• **GIVEN INSTRUCTION**: Return a copy of each line that holds the string "frac".

▬▬▬▬▬▬▬▬▬▬

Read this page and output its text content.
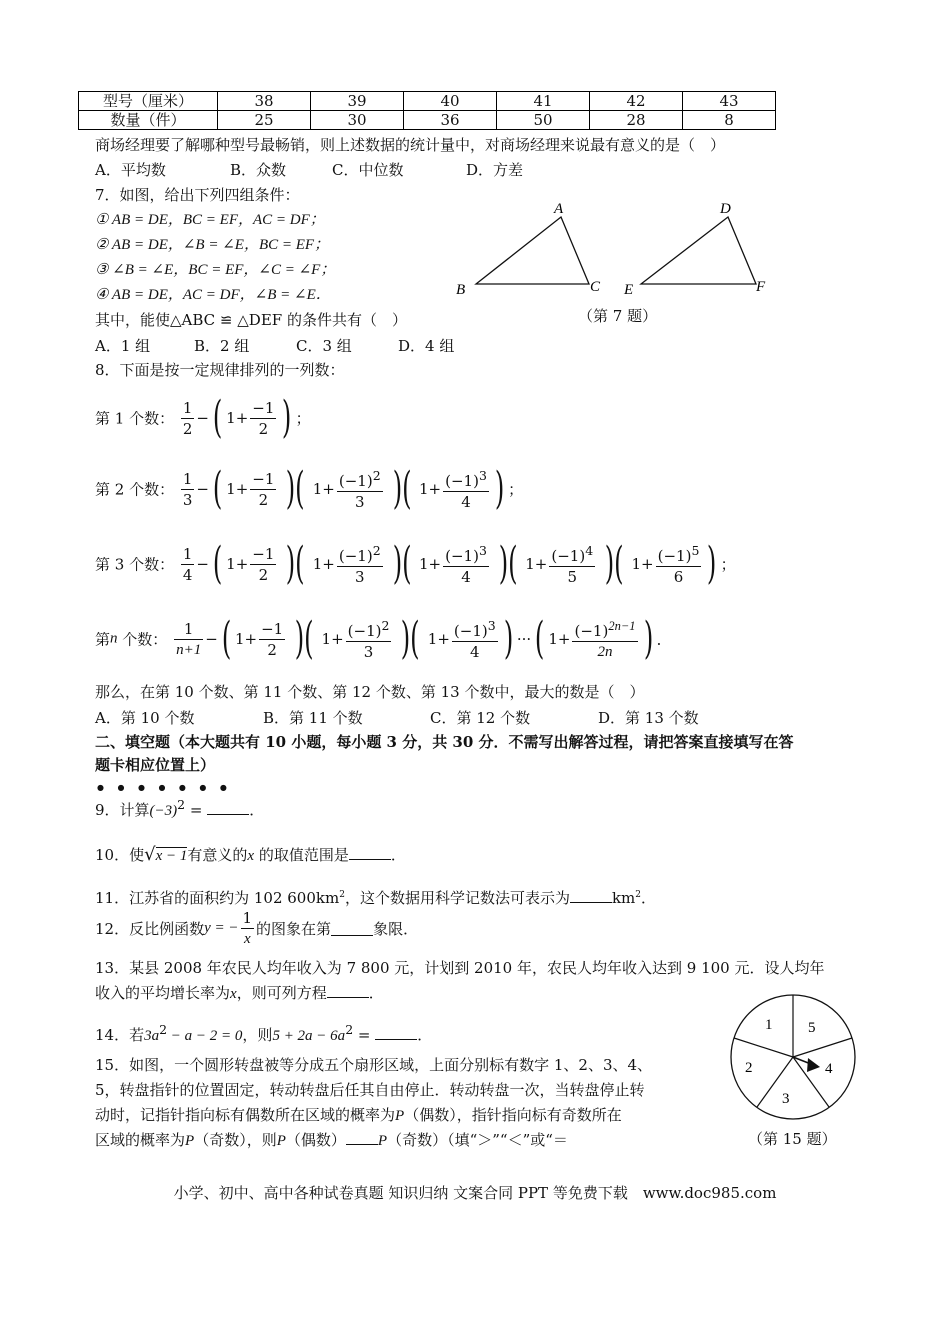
型号（厘米）	38	39	40	41	42	43
数量（件）	25	30	36	50	28	8
商场经理要了解哪种型号最畅销，则上述数据的统计量中，对商场经理来说最有意义的是（　）
A．平均数	B．众数	C．中位数	D．方差
7．如图，给出下列四组条件：
① AB = DE，BC = EF，AC = DF；
② AB = DE，∠B = ∠E，BC = EF；
③ ∠B = ∠E，BC = EF，∠C = ∠F；
④ AB = DE，AC = DF，∠B = ∠E．
其中，能使△ABC ≌ △DEF 的条件共有（　）
A．1 组	B．2 组	C．3 组	D．4 组
A
B	C
D
E	F
（第 7 题）
8．下面是按一定规律排列的一列数：
第 1 个数： $\frac{1}{2}$ −( $1+ \frac{-1}{2}$ ) ；
第 2 个数： $\frac{1}{3}$ −( $1+ \frac{-1}{2}$ )( $1+ \frac{(-1)^2}{3}$ )( $1+ \frac{(-1)^3}{4}$ ) ；
第 3 个数： $\frac{1}{4}$ −( $1+ \frac{-1}{2}$ )( $1+ \frac{(-1)^2}{3}$ )( $1+ \frac{(-1)^3}{4}$ )( $1+ \frac{(-1)^4}{5}$ )( $1+ \frac{(-1)^5}{6}$ ) ；
第n 个数： $\frac{1}{n+1}$ −( $1+ \frac{-1}{2}$ )( $1+ \frac{(-1)^2}{3}$ )( $1+ \frac{(-1)^3}{4}$ ) ···( $1+ \frac{(-1)^{2n-1}}{2n}$ ) ．
那么，在第 10 个数、第 11 个数、第 12 个数、第 13 个数中，最大的数是（　）
A．第 10 个数	B．第 11 个数	C．第 12 个数	D．第 13 个数
二、填空题（本大题共有 10 小题，每小题 3 分，共 30 分．不需写出解答过程，请把答案直接填写在答
题卡相应位置上）
●●●●●●●
9．计算$(-3)^2$ =	．
10．使√x − 1有意义的x 的取值范围是	．
11．江苏省的面积约为 102 $600km^2$，这个数据用科学记数法可表示为	$km^2$．
12．反比例函数y = − $\frac{1}{x}$ 的图象在第	象限．
13．某县 2008 年农民人均年收入为 7 800 元，计划到 2010 年，农民人均年收入达到 9 100 元．设人均年
收入的平均增长率为x，则可列方程	．
14．若$3a^2 - a - 2 = 0$，则$5 + 2a - 6a^2$ =	．
15．如图，一个圆形转盘被等分成五个扇形区域，上面分别标有数字 1、2、3、4、
5，转盘指针的位置固定，转动转盘后任其自由停止．转动转盘一次，当转盘停止转
动时，记指针指向标有偶数所在区域的概率为P（偶数），指针指向标有奇数所在
区域的概率为P（奇数），则P（偶数） P（奇数）（填“＞”“＜”或“＝
1 5
4
3
2
（第 15 题）
小学、初中、高中各种试卷真题 知识归纳 文案合同 PPT 等免费下载　www.doc985.com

▬▬▬▬▬▬▬▬▬▬

• **OUTPUT OF THE EXERCISE**:
第 1 个数： $\frac{1}{2}$ −( $1+ \frac{-1}{2}$ ) ；
第 2 个数： $\frac{1}{3}$ −( $1+ \frac{-1}{2}$ )( $1+ \frac{(-1)^2}{3}$ )( $1+ \frac{(-1)^3}{4}$ ) ；
第 3 个数： $\frac{1}{4}$ −( $1+ \frac{-1}{2}$ )( $1+ \frac{(-1)^2}{3}$ )( $1+ \frac{(-1)^3}{4}$ )( $1+ \frac{(-1)^4}{5}$ )( $1+ \frac{(-1)^5}{6}$ ) ；
第n 个数： $\frac{1}{n+1}$ −( $1+ \frac{-1}{2}$ )( $1+ \frac{(-1)^2}{3}$ )( $1+ \frac{(-1)^3}{4}$ ) ···( $1+ \frac{(-1)^{2n-1}}{2n}$ ) ．
12．反比例函数y = − $\frac{1}{x}$ 的图象在第	象限．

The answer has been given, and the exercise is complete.